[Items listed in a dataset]
(begin)

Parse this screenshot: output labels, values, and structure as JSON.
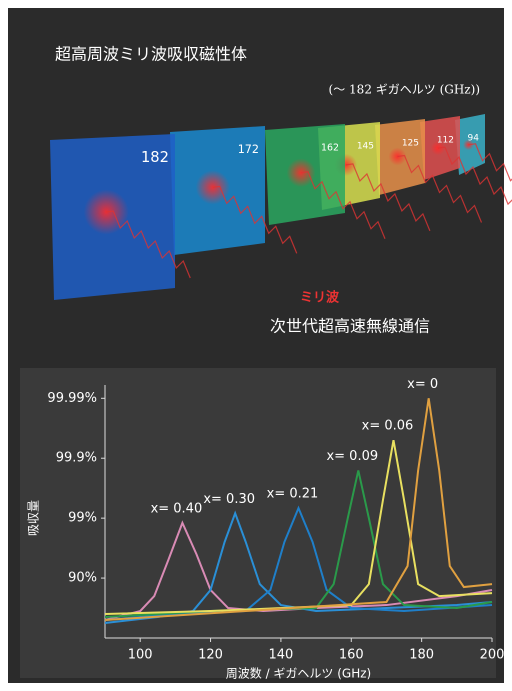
{
  "illustration": {
    "title": "超高周波ミリ波吸収磁性体",
    "subtitle": "(～ 182 ギガヘルツ (GHz))",
    "panels": [
      "182",
      "172",
      "162",
      "145",
      "125",
      "112",
      "94"
    ],
    "wave_label": "ミリ波",
    "caption": "次世代超高速無線通信"
  },
  "chart_data": {
    "type": "line",
    "x_label": "周波数 / ギガヘルツ (GHz)",
    "y_label": "吸収量",
    "xlim": [
      90,
      200
    ],
    "xticks": [
      100,
      120,
      140,
      160,
      180,
      200
    ],
    "ylim": [
      0,
      99.994
    ],
    "yscale": "absorption-log",
    "yticks": [
      {
        "value": 90,
        "label": "90%"
      },
      {
        "value": 99,
        "label": "99%"
      },
      {
        "value": 99.9,
        "label": "99.9%"
      },
      {
        "value": 99.99,
        "label": "99.99%"
      }
    ],
    "series": [
      {
        "name": "x= 0.40",
        "color": "#d98bb5",
        "x": [
          90,
          100,
          104,
          108,
          112,
          116,
          120,
          125,
          135,
          150,
          170,
          190,
          200
        ],
        "values": [
          49.9,
          64.5,
          80.0,
          95.0,
          98.8,
          96.0,
          84.2,
          68.4,
          64.5,
          68.4,
          71.8,
          80.0,
          84.2
        ]
      },
      {
        "name": "x= 0.30",
        "color": "#2a8fd6",
        "x": [
          90,
          105,
          115,
          120,
          124,
          127,
          130,
          134,
          140,
          150,
          170,
          190,
          200
        ],
        "values": [
          43.8,
          55.3,
          64.5,
          84.2,
          97.5,
          99.17,
          97.5,
          87.4,
          71.8,
          64.5,
          68.4,
          71.8,
          74.9
        ]
      },
      {
        "name": "x= 0.21",
        "color": "#1f7fc9",
        "x": [
          90,
          110,
          130,
          137,
          141,
          145,
          149,
          153,
          160,
          175,
          200
        ],
        "values": [
          49.9,
          60.2,
          64.5,
          84.2,
          97.5,
          99.32,
          97.5,
          84.2,
          68.4,
          64.5,
          71.8
        ]
      },
      {
        "name": "x= 0.09",
        "color": "#2a9a4a",
        "x": [
          90,
          120,
          150,
          155,
          159,
          162,
          165,
          169,
          175,
          190,
          200
        ],
        "values": [
          55.3,
          64.5,
          68.4,
          87.4,
          99,
          99.84,
          99,
          87.4,
          71.8,
          68.4,
          74.9
        ]
      },
      {
        "name": "x= 0.06",
        "color": "#e8e060",
        "x": [
          90,
          120,
          160,
          165,
          169,
          172,
          175,
          179,
          185,
          200
        ],
        "values": [
          60.2,
          64.5,
          71.8,
          87.4,
          99.5,
          99.95,
          99.5,
          87.4,
          80.0,
          82.2
        ]
      },
      {
        "name": "x= 0",
        "color": "#e0a040",
        "x": [
          90,
          130,
          170,
          176,
          179,
          182,
          185,
          188,
          192,
          200
        ],
        "values": [
          49.9,
          64.5,
          74.9,
          93.7,
          99.84,
          99.99,
          99.84,
          93.7,
          85.9,
          87.4
        ]
      }
    ]
  }
}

(end)

**WHAT YOU ARE ASKED TO DO:** Quote every record above exactly, leaving out the pictures.

**COMPLETE RESPONSE:**
Parse this screenshot: output labels, values, and structure as JSON.
{
  "illustration": {
    "title": "超高周波ミリ波吸収磁性体",
    "subtitle": "(～ 182 ギガヘルツ (GHz))",
    "panels": [
      "182",
      "172",
      "162",
      "145",
      "125",
      "112",
      "94"
    ],
    "wave_label": "ミリ波",
    "caption": "次世代超高速無線通信"
  },
  "chart_data": {
    "type": "line",
    "x_label": "周波数 / ギガヘルツ (GHz)",
    "y_label": "吸収量",
    "xlim": [
      90,
      200
    ],
    "xticks": [
      100,
      120,
      140,
      160,
      180,
      200
    ],
    "ylim": [
      0,
      99.994
    ],
    "yscale": "absorption-log",
    "yticks": [
      {
        "value": 90,
        "label": "90%"
      },
      {
        "value": 99,
        "label": "99%"
      },
      {
        "value": 99.9,
        "label": "99.9%"
      },
      {
        "value": 99.99,
        "label": "99.99%"
      }
    ],
    "series": [
      {
        "name": "x= 0.40",
        "color": "#d98bb5",
        "x": [
          90,
          100,
          104,
          108,
          112,
          116,
          120,
          125,
          135,
          150,
          170,
          190,
          200
        ],
        "values": [
          49.9,
          64.5,
          80.0,
          95.0,
          98.8,
          96.0,
          84.2,
          68.4,
          64.5,
          68.4,
          71.8,
          80.0,
          84.2
        ]
      },
      {
        "name": "x= 0.30",
        "color": "#2a8fd6",
        "x": [
          90,
          105,
          115,
          120,
          124,
          127,
          130,
          134,
          140,
          150,
          170,
          190,
          200
        ],
        "values": [
          43.8,
          55.3,
          64.5,
          84.2,
          97.5,
          99.17,
          97.5,
          87.4,
          71.8,
          64.5,
          68.4,
          71.8,
          74.9
        ]
      },
      {
        "name": "x= 0.21",
        "color": "#1f7fc9",
        "x": [
          90,
          110,
          130,
          137,
          141,
          145,
          149,
          153,
          160,
          175,
          200
        ],
        "values": [
          49.9,
          60.2,
          64.5,
          84.2,
          97.5,
          99.32,
          97.5,
          84.2,
          68.4,
          64.5,
          71.8
        ]
      },
      {
        "name": "x= 0.09",
        "color": "#2a9a4a",
        "x": [
          90,
          120,
          150,
          155,
          159,
          162,
          165,
          169,
          175,
          190,
          200
        ],
        "values": [
          55.3,
          64.5,
          68.4,
          87.4,
          99,
          99.84,
          99,
          87.4,
          71.8,
          68.4,
          74.9
        ]
      },
      {
        "name": "x= 0.06",
        "color": "#e8e060",
        "x": [
          90,
          120,
          160,
          165,
          169,
          172,
          175,
          179,
          185,
          200
        ],
        "values": [
          60.2,
          64.5,
          71.8,
          87.4,
          99.5,
          99.95,
          99.5,
          87.4,
          80.0,
          82.2
        ]
      },
      {
        "name": "x= 0",
        "color": "#e0a040",
        "x": [
          90,
          130,
          170,
          176,
          179,
          182,
          185,
          188,
          192,
          200
        ],
        "values": [
          49.9,
          64.5,
          74.9,
          93.7,
          99.84,
          99.99,
          99.84,
          93.7,
          85.9,
          87.4
        ]
      }
    ]
  }
}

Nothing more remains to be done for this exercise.